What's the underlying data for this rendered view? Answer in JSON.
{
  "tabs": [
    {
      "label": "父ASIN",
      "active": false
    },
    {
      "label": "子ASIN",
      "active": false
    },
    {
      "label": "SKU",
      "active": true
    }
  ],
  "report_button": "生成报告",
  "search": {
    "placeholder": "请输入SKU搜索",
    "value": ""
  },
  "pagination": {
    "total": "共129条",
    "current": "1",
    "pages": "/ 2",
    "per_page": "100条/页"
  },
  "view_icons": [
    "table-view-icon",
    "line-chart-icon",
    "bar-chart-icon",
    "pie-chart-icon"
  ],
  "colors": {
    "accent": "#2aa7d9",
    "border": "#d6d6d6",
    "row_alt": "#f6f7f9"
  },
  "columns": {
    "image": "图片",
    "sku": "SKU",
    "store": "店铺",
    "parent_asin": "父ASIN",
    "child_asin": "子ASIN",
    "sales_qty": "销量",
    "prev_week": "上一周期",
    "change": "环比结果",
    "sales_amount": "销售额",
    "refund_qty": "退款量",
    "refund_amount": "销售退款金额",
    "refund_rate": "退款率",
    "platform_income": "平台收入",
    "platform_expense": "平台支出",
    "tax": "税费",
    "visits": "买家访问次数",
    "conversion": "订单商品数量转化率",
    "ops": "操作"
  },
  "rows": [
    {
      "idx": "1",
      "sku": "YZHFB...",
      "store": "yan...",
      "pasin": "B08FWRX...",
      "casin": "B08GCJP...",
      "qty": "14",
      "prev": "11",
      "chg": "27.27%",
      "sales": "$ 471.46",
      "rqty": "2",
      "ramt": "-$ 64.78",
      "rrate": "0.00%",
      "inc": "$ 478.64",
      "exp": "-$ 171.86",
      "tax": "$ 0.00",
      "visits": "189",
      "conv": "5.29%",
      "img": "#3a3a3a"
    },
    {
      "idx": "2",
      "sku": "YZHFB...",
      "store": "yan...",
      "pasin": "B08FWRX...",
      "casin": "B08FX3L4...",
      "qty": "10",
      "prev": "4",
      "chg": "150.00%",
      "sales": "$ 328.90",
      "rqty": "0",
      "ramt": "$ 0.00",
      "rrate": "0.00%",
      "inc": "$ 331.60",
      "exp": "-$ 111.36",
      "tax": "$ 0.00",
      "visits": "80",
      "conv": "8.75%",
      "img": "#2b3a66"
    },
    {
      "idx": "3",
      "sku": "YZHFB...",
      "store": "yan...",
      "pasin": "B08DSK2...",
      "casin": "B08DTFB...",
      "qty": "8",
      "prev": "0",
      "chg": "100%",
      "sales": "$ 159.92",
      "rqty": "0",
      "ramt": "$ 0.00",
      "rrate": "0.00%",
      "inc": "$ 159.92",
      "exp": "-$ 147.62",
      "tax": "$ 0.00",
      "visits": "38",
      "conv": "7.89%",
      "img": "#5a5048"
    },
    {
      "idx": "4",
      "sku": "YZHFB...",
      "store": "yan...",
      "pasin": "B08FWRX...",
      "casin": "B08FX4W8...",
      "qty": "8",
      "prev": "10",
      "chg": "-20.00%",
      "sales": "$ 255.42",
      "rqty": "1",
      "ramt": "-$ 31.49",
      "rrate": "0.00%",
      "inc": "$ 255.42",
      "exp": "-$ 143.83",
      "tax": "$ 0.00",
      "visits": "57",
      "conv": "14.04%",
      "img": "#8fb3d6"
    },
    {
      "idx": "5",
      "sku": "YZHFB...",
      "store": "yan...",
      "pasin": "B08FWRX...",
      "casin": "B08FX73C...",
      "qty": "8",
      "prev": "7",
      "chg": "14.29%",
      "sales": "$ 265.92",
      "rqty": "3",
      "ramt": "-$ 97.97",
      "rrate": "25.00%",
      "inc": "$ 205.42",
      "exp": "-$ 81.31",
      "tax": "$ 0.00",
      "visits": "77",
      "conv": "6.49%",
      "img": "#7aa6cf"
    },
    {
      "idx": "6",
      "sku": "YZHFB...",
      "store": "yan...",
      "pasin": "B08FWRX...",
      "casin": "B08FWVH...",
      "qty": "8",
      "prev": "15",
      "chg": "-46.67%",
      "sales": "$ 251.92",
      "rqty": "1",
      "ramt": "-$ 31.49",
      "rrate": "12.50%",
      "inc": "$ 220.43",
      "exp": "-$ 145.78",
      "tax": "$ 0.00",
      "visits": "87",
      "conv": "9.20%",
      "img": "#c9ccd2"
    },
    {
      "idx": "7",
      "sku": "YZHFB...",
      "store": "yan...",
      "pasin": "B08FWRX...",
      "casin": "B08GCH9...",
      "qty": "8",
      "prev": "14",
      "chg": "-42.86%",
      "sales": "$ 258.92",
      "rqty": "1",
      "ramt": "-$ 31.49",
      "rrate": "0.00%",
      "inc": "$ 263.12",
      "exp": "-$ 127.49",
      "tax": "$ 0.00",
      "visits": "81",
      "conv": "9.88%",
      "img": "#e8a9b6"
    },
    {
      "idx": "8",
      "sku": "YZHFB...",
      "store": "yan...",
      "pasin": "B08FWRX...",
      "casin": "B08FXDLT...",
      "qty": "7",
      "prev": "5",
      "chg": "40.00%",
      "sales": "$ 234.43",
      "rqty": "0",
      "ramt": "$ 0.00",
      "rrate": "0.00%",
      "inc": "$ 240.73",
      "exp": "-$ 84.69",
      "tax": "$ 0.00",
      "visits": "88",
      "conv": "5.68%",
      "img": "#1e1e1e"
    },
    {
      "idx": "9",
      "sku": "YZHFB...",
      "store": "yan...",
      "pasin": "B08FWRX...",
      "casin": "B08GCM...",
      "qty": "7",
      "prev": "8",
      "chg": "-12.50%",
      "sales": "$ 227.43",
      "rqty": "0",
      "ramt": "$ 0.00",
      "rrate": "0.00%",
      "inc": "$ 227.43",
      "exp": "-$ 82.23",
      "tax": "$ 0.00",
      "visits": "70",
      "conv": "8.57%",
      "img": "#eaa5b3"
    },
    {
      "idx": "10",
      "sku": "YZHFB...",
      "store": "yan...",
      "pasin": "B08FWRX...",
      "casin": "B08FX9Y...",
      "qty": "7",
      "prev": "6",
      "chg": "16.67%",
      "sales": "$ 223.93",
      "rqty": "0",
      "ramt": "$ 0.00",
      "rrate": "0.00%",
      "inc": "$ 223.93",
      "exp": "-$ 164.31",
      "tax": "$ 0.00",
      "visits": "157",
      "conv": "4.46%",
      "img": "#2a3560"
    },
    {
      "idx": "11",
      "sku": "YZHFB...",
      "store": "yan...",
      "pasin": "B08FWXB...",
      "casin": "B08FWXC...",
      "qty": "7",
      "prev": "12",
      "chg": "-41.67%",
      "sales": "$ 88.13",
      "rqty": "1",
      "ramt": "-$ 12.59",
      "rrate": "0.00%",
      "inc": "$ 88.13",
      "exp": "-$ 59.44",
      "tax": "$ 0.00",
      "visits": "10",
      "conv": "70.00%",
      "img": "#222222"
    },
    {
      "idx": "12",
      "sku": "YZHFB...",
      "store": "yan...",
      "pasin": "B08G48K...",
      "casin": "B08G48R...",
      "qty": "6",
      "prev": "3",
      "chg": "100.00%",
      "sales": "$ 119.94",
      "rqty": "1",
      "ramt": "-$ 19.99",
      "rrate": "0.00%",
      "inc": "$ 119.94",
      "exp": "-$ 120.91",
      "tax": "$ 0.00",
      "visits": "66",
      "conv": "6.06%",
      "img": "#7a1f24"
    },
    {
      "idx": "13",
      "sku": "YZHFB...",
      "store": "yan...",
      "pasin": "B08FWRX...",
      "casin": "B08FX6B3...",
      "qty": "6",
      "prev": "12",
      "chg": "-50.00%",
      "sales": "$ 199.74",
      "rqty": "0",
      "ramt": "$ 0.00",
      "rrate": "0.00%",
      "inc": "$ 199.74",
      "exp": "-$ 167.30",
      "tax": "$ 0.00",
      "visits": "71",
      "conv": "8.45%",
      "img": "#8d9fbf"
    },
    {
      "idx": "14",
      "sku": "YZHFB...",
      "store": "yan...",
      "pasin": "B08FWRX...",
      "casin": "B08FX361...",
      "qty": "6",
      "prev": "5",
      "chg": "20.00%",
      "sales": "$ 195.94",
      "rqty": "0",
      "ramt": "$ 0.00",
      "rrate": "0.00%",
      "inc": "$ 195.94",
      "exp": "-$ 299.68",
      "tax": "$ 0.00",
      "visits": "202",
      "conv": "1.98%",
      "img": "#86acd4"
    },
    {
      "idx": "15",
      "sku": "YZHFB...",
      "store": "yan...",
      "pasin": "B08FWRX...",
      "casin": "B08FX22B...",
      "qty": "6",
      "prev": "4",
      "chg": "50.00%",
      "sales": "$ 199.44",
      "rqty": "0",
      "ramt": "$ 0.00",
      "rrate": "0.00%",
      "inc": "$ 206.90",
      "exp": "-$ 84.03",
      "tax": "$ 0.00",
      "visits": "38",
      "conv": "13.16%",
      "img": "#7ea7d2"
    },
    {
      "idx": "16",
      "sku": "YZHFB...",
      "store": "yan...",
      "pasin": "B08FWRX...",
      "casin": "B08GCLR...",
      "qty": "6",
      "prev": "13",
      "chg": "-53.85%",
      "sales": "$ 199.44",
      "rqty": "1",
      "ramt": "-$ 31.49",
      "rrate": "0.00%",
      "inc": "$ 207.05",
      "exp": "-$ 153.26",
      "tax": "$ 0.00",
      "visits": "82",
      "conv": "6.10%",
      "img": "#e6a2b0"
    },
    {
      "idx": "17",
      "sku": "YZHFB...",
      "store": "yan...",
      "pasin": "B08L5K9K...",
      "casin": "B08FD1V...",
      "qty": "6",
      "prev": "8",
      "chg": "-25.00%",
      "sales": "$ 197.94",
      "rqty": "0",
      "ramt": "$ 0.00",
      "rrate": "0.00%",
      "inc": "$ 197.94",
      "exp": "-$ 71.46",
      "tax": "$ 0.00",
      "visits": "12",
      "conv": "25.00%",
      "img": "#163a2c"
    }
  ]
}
-- -- --
» **Exercise objective**
Of the lines in the data above, how many contain the word "chart"? Give only that figure.

» **Answer for the task**
3